◆ Document section:
Prep time: 10 minutes plus 40 minutes for soaking
Cook time: 20 minutes
315 g uncooked basmati rice
½ lb (250g) fresh wild mushrooms such as chanterelles, morels, oyster, and shitake
3 tbsps oil
1 tsp cumin seeds
½ tsp fennel seeds
2 bay leaves
1 inch (2.5-cm) cinnamon stick
5 green cardamom pods
5 black peppercorns
1 red onion (about ½ lb/150g), peeled and chopped
100 g packed fresh spinach leaves, washed and chopped
100 g slivered almonds
1 tbsp chopped garlic
Salt to taste
1 tsp juice of fresh lemon
Soak the rice for 30 to 40 minutes. Carefully pour out the soaking water and wash the rice in several changes of water, until the water runs clear. Leave it to drain in a fine-meshed strainer for about 15 minutes.
Wipe and clean the mushrooms clean with damp paper towels. Cut any large mushrooms into slices.
Heat the oil in a large, wide saucepan. Add the whole spices (cumin, fennel, bay leaves, cinnamon, cardamom, black peppercorns and cloves) and cook for 10 to 15 seconds or until fragrant. Add the diced onions and slivered almonds.
Cook stirring often for about four to five minutes until the onions are soft and browning at the edges. Add the mushrooms, spinach, garlic and salt, and cook over a high heat for another two to three minutes.
Add the drained rice to the pan with the water, bring to a good boil. Then cover with a lid, lower the heat, and cook until the water has evaporated, about 10 minutes. Take off the heat, remove the lid, and allow any excess moisture to evaporate.
Gently stir in the lemon juice, and taste and adjust the seasoning, if necessary.

◆ Record excerpts:
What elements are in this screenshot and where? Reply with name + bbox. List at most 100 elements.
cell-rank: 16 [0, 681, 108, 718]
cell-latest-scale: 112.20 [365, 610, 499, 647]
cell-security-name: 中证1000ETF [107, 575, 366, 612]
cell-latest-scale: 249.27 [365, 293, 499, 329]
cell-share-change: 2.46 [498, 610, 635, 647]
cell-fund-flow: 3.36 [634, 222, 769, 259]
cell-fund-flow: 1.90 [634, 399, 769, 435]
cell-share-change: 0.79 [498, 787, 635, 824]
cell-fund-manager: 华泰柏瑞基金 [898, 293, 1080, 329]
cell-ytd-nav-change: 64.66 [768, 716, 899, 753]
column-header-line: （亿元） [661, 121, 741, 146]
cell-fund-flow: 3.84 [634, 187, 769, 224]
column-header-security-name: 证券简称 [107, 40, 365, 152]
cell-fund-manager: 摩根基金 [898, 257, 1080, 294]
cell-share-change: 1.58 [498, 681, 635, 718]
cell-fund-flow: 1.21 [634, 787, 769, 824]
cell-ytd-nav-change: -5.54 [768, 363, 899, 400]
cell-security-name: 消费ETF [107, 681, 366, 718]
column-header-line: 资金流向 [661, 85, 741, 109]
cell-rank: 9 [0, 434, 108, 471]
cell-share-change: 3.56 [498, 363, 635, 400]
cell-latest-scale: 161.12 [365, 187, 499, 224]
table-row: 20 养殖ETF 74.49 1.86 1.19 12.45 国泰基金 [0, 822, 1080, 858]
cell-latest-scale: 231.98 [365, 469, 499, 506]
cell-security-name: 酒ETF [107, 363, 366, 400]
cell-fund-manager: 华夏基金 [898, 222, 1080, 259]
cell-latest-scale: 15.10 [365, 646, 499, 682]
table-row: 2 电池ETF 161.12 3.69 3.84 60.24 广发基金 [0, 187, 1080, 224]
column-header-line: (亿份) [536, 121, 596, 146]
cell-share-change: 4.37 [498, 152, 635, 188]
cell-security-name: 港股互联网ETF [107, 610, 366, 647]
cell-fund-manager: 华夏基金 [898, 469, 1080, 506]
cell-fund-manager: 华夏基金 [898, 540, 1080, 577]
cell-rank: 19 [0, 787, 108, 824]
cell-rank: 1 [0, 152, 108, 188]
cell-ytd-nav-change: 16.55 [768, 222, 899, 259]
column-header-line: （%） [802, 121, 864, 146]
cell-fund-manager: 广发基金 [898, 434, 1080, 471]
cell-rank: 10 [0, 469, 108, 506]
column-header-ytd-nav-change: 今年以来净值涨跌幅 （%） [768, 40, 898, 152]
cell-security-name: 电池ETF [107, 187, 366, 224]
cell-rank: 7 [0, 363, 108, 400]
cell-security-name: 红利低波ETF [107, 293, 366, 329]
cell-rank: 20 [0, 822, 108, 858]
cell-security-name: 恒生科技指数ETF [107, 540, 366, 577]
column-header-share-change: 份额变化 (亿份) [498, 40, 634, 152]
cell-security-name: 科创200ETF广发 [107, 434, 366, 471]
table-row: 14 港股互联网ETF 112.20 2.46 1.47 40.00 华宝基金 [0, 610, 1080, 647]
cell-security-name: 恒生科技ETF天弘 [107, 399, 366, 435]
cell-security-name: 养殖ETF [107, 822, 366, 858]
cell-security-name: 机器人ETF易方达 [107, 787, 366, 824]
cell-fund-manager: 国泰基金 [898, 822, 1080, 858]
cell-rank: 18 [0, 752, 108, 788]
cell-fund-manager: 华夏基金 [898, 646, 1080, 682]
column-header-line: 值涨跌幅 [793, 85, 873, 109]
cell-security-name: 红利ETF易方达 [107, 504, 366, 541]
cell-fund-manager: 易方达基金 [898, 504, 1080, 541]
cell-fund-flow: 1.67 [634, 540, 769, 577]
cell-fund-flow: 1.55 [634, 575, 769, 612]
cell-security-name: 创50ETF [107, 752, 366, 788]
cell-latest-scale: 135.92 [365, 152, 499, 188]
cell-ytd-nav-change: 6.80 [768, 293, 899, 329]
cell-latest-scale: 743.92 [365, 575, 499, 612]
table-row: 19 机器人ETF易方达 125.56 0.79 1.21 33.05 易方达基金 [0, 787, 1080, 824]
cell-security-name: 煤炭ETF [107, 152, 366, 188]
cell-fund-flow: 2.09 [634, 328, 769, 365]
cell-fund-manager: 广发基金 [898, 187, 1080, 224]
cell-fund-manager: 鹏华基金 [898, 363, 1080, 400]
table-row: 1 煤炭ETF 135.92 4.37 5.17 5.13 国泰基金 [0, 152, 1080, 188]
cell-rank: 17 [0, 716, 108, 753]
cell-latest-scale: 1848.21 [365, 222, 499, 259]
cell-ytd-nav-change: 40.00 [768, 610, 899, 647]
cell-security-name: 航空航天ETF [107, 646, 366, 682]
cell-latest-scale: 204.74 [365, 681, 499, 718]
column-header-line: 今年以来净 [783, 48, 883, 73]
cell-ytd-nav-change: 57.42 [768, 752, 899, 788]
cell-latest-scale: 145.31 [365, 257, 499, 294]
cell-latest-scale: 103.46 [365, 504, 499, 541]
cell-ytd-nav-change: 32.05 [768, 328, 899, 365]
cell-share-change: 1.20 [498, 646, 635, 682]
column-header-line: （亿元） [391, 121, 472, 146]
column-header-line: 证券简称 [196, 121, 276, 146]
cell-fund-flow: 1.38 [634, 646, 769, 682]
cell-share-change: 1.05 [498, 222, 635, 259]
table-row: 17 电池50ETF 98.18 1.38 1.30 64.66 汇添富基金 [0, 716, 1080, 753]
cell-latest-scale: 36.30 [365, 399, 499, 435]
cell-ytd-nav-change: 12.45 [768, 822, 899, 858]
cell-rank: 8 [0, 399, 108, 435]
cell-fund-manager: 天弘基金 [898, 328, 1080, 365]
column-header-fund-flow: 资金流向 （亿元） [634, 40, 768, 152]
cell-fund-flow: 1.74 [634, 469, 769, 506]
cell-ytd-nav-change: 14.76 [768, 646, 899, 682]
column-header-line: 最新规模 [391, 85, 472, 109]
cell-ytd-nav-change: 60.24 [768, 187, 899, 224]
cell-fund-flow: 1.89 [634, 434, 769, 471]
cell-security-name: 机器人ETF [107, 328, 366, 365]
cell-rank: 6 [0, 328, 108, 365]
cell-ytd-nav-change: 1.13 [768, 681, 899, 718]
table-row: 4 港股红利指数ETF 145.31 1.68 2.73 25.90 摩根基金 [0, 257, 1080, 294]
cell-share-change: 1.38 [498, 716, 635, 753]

◆ Exercise details: Reproduce everything in the mushroom rice recipe from "Heat the oil" down to "seasoning, if necessary.", word for word.

◆ Answer for the task:
Heat the oil in a large, wide saucepan. Add the whole spices (cumin, fennel, bay leaves, cinnamon, cardamom, black peppercorns and cloves) and cook for 10 to 15 seconds or until fragrant. Add the diced onions and slivered almonds.
Cook stirring often for about four to five minutes until the onions are soft and browning at the edges. Add the mushrooms, spinach, garlic and salt, and cook over a high heat for another two to three minutes.
Add the drained rice to the pan with the water, bring to a good boil. Then cover with a lid, lower the heat, and cook until the water has evaporated, about 10 minutes. Take off the heat, remove the lid, and allow any excess moisture to evaporate.
Gently stir in the lemon juice, and taste and adjust the seasoning, if necessary.